▸ **TO BE DONE**
Please give the lines of the records below as a JSON list of strings, one string per line with blank lines omitted, starting at the line that contains "What elements are" and stopping after the line that contains "540, 161, 556]". Leave the pictures out.

▸ **STORED DATA**

<<<<

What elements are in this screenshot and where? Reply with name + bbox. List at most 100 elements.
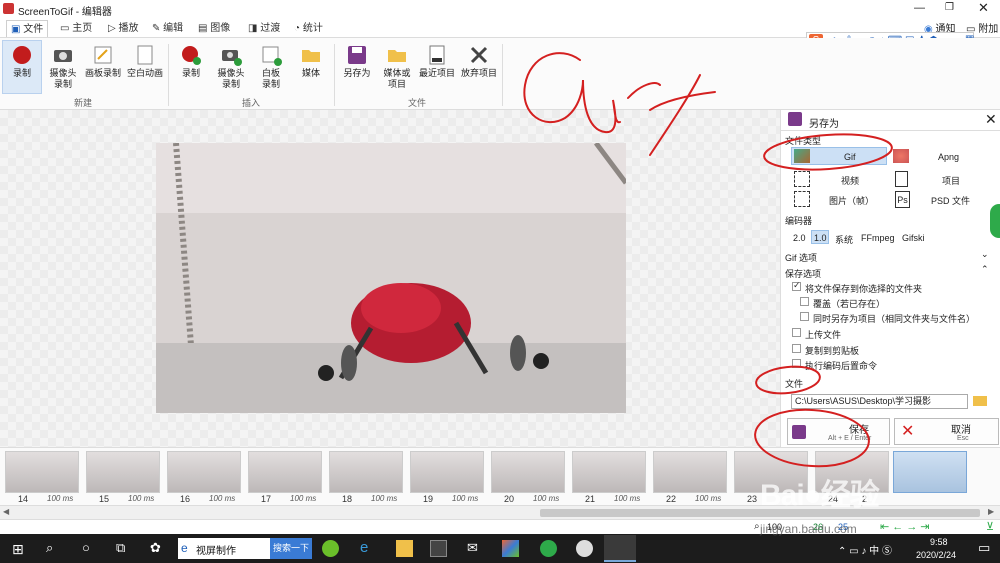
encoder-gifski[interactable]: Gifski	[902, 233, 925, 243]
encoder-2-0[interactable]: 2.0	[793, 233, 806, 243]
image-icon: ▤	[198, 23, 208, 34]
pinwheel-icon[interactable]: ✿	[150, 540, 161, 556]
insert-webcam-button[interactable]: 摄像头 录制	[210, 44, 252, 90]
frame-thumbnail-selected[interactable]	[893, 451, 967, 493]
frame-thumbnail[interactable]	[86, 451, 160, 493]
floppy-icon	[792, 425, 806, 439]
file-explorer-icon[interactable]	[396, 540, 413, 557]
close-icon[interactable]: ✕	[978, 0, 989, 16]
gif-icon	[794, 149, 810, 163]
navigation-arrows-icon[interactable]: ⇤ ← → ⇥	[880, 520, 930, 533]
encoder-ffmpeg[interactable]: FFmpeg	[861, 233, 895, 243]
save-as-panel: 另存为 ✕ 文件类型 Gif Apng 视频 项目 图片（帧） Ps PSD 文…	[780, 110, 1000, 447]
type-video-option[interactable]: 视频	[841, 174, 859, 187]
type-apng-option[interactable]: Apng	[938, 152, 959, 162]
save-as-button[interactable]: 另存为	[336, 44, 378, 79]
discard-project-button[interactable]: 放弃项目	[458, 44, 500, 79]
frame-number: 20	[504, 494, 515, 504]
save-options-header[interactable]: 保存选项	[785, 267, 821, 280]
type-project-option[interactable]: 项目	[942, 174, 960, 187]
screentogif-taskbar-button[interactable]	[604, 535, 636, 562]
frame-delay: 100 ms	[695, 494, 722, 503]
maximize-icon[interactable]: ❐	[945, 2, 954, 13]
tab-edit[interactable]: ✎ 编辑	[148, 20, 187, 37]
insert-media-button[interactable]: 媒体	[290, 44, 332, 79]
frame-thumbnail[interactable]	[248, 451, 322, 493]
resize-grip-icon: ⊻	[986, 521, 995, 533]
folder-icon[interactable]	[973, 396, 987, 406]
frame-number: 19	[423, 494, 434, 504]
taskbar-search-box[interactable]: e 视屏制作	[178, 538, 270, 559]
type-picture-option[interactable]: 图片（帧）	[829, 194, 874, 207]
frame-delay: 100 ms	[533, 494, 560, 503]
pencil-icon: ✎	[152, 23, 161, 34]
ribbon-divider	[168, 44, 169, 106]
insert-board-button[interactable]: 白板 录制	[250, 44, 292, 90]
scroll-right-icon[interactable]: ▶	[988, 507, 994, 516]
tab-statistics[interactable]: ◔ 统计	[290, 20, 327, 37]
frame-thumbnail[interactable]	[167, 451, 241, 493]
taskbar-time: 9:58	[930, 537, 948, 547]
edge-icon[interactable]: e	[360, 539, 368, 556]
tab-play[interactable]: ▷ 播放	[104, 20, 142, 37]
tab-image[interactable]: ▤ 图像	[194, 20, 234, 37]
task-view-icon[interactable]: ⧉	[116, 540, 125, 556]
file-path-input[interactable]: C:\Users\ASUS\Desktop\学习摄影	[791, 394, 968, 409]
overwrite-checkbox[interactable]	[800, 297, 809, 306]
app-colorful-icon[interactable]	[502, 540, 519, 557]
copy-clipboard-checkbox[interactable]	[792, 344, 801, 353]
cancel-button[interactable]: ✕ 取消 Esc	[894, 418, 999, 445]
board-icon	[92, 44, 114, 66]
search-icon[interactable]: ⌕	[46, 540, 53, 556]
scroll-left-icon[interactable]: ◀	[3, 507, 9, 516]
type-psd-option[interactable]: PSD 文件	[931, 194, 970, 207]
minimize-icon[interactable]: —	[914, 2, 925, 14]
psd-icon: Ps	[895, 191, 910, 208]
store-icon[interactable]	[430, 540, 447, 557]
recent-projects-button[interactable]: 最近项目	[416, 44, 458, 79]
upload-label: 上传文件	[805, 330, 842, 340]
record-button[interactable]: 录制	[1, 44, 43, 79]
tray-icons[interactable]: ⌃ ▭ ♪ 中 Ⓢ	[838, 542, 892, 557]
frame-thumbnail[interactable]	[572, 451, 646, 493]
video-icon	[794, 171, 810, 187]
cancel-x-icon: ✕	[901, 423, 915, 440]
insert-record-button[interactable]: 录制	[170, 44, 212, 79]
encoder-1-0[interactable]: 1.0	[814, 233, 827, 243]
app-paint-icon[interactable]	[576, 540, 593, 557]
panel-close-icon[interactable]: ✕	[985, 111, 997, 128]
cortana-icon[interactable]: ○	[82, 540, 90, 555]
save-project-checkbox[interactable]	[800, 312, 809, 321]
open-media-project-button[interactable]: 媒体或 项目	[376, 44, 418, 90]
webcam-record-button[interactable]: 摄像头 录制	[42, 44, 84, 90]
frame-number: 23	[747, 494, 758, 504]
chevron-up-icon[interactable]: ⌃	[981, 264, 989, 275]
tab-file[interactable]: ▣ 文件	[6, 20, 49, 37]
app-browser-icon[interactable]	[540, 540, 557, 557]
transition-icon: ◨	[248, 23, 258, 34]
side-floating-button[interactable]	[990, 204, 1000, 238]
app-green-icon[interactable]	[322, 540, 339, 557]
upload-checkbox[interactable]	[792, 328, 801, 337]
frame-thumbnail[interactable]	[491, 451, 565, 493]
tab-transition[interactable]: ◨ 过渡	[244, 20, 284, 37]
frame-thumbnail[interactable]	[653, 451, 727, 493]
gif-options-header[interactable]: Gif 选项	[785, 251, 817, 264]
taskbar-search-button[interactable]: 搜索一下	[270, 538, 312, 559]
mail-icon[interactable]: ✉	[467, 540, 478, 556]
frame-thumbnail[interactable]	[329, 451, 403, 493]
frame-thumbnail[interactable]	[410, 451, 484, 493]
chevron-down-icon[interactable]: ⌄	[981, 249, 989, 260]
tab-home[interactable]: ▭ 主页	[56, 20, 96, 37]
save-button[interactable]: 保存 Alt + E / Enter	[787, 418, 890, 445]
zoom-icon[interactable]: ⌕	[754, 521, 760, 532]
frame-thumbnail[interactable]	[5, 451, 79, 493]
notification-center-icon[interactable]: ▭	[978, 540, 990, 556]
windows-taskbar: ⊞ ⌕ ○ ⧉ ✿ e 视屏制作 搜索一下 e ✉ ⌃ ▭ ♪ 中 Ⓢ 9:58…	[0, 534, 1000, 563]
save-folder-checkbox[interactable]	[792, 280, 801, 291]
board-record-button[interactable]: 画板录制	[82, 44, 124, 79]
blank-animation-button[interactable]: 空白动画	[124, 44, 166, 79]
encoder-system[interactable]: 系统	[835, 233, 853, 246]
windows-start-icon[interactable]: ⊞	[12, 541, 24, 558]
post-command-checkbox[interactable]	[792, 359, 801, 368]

>>>>
<<<<

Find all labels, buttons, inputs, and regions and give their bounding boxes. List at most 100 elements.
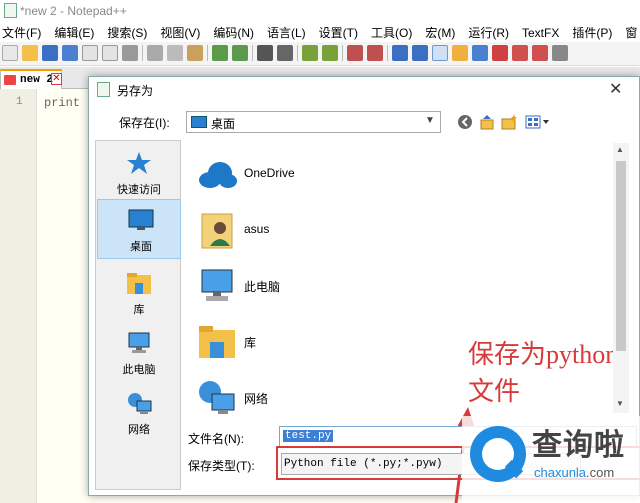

>>>>

▸ **PROBLEM SOLUTION**
[
  "What elements are in this screenshot and where? Reply with name + bbox. List at most 100 elements.",
  "encoder-gifski[interactable]: Gifski\t[902, 233, 925, 243]",
  "encoder-2-0[interactable]: 2.0\t[793, 233, 806, 243]",
  "image-icon: ▤\t[198, 23, 208, 34]",
  "pinwheel-icon[interactable]: ✿\t[150, 540, 161, 556]"
]